▸ WHAT TO PRODUCE
Copy each line of the data below exactly, leaving out pictures.
★ ★ ★ ★
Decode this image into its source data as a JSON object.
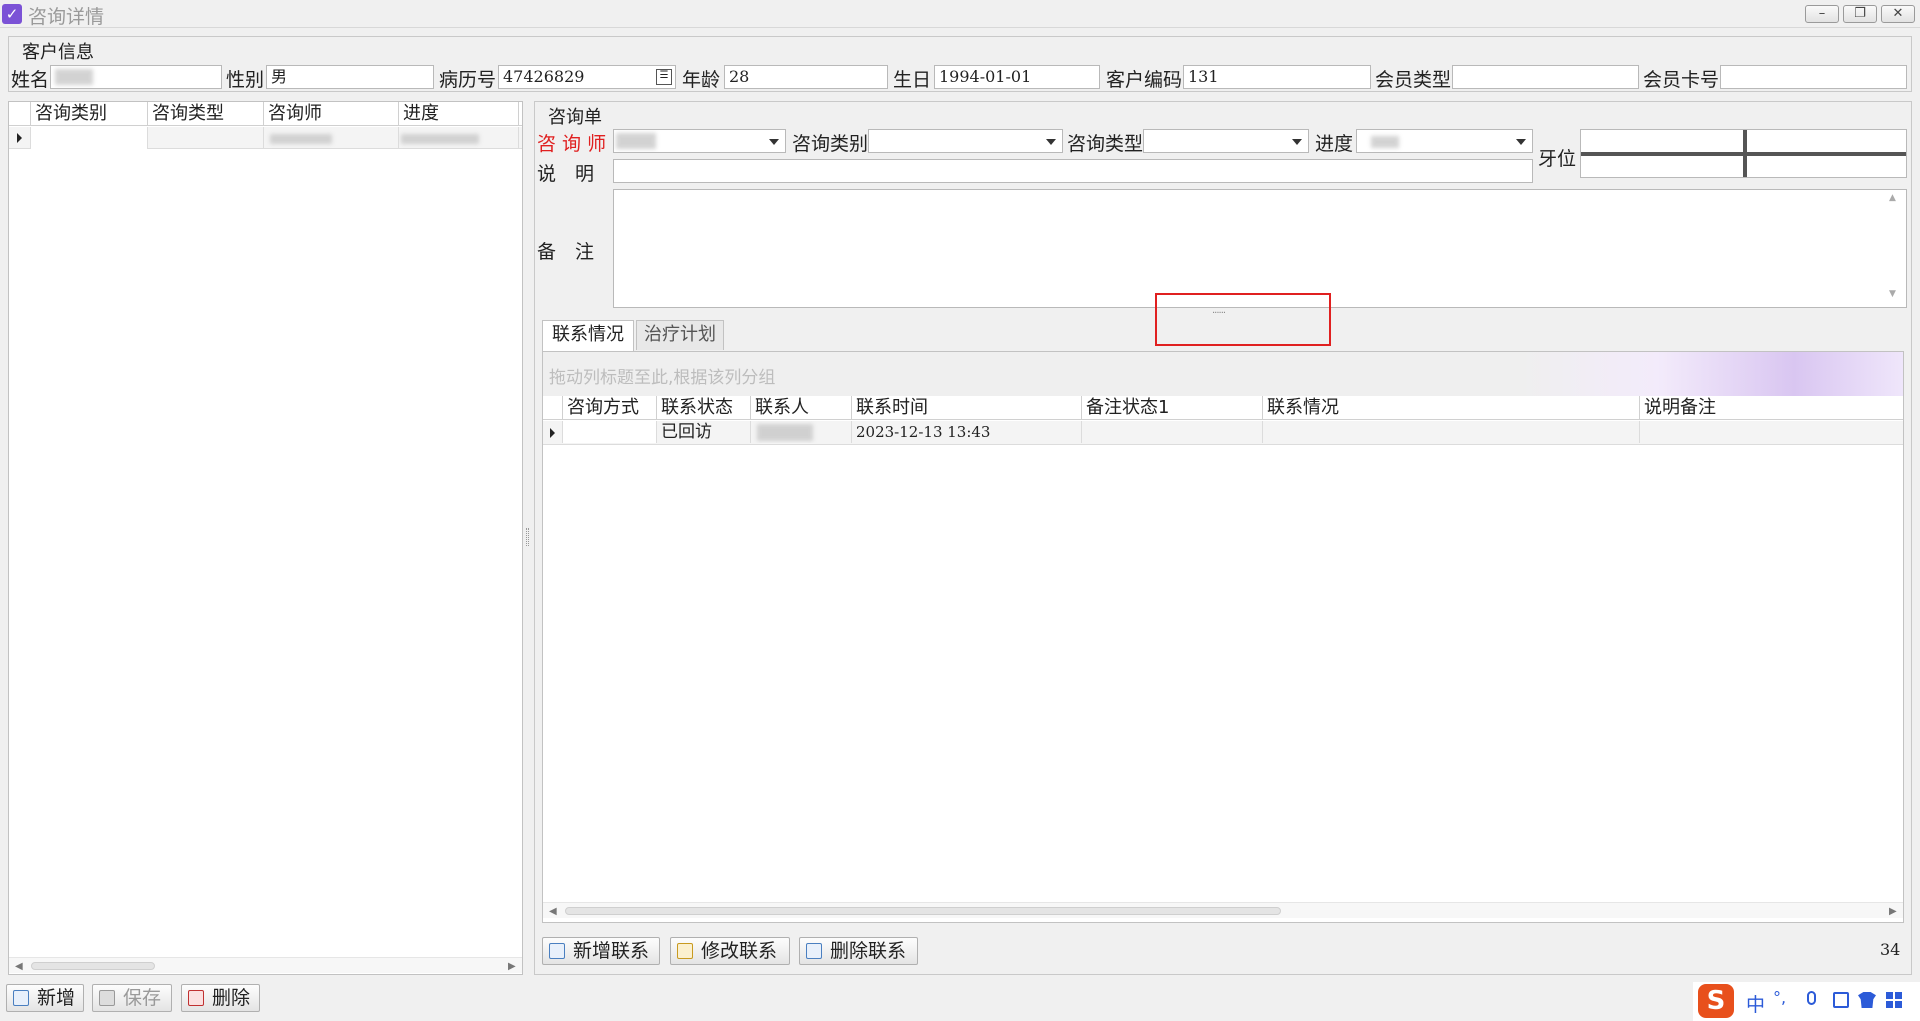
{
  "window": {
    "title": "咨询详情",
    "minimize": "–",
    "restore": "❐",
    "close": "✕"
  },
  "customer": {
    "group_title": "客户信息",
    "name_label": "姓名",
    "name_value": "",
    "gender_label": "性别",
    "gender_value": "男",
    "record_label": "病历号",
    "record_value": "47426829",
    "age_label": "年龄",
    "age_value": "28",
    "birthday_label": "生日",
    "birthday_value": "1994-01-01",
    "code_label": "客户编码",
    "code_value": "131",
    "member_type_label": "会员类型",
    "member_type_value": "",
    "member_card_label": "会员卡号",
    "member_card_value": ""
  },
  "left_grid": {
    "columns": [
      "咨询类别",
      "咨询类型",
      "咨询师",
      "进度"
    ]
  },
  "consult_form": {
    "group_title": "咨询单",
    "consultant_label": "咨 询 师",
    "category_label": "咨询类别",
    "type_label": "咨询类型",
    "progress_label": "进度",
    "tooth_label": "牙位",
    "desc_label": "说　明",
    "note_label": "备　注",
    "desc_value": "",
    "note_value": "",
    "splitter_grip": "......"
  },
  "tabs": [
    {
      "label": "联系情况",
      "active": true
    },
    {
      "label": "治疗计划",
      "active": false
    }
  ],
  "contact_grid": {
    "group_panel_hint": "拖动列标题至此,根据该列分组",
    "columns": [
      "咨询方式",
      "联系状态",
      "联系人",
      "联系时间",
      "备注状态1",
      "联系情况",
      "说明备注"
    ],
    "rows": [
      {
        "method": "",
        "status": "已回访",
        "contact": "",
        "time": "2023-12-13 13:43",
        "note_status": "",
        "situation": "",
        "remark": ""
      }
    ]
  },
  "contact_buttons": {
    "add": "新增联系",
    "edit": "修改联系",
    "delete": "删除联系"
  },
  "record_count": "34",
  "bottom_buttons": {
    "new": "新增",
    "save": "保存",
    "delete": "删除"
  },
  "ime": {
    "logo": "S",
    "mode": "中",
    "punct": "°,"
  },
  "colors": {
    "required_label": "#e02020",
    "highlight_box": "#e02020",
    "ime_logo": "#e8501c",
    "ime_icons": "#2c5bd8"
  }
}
★ ★ ★ ★
▸ RESULT
Decode this image into its source data as a JSON object.
{
  "window": {
    "title": "咨询详情",
    "minimize": "–",
    "restore": "❐",
    "close": "✕"
  },
  "customer": {
    "group_title": "客户信息",
    "name_label": "姓名",
    "name_value": "",
    "gender_label": "性别",
    "gender_value": "男",
    "record_label": "病历号",
    "record_value": "47426829",
    "age_label": "年龄",
    "age_value": "28",
    "birthday_label": "生日",
    "birthday_value": "1994-01-01",
    "code_label": "客户编码",
    "code_value": "131",
    "member_type_label": "会员类型",
    "member_type_value": "",
    "member_card_label": "会员卡号",
    "member_card_value": ""
  },
  "left_grid": {
    "columns": [
      "咨询类别",
      "咨询类型",
      "咨询师",
      "进度"
    ]
  },
  "consult_form": {
    "group_title": "咨询单",
    "consultant_label": "咨 询 师",
    "category_label": "咨询类别",
    "type_label": "咨询类型",
    "progress_label": "进度",
    "tooth_label": "牙位",
    "desc_label": "说　明",
    "note_label": "备　注",
    "desc_value": "",
    "note_value": "",
    "splitter_grip": "......"
  },
  "tabs": [
    {
      "label": "联系情况",
      "active": true
    },
    {
      "label": "治疗计划",
      "active": false
    }
  ],
  "contact_grid": {
    "group_panel_hint": "拖动列标题至此,根据该列分组",
    "columns": [
      "咨询方式",
      "联系状态",
      "联系人",
      "联系时间",
      "备注状态1",
      "联系情况",
      "说明备注"
    ],
    "rows": [
      {
        "method": "",
        "status": "已回访",
        "contact": "",
        "time": "2023-12-13 13:43",
        "note_status": "",
        "situation": "",
        "remark": ""
      }
    ]
  },
  "contact_buttons": {
    "add": "新增联系",
    "edit": "修改联系",
    "delete": "删除联系"
  },
  "record_count": "34",
  "bottom_buttons": {
    "new": "新增",
    "save": "保存",
    "delete": "删除"
  },
  "ime": {
    "logo": "S",
    "mode": "中",
    "punct": "°,"
  },
  "colors": {
    "required_label": "#e02020",
    "highlight_box": "#e02020",
    "ime_logo": "#e8501c",
    "ime_icons": "#2c5bd8"
  }
}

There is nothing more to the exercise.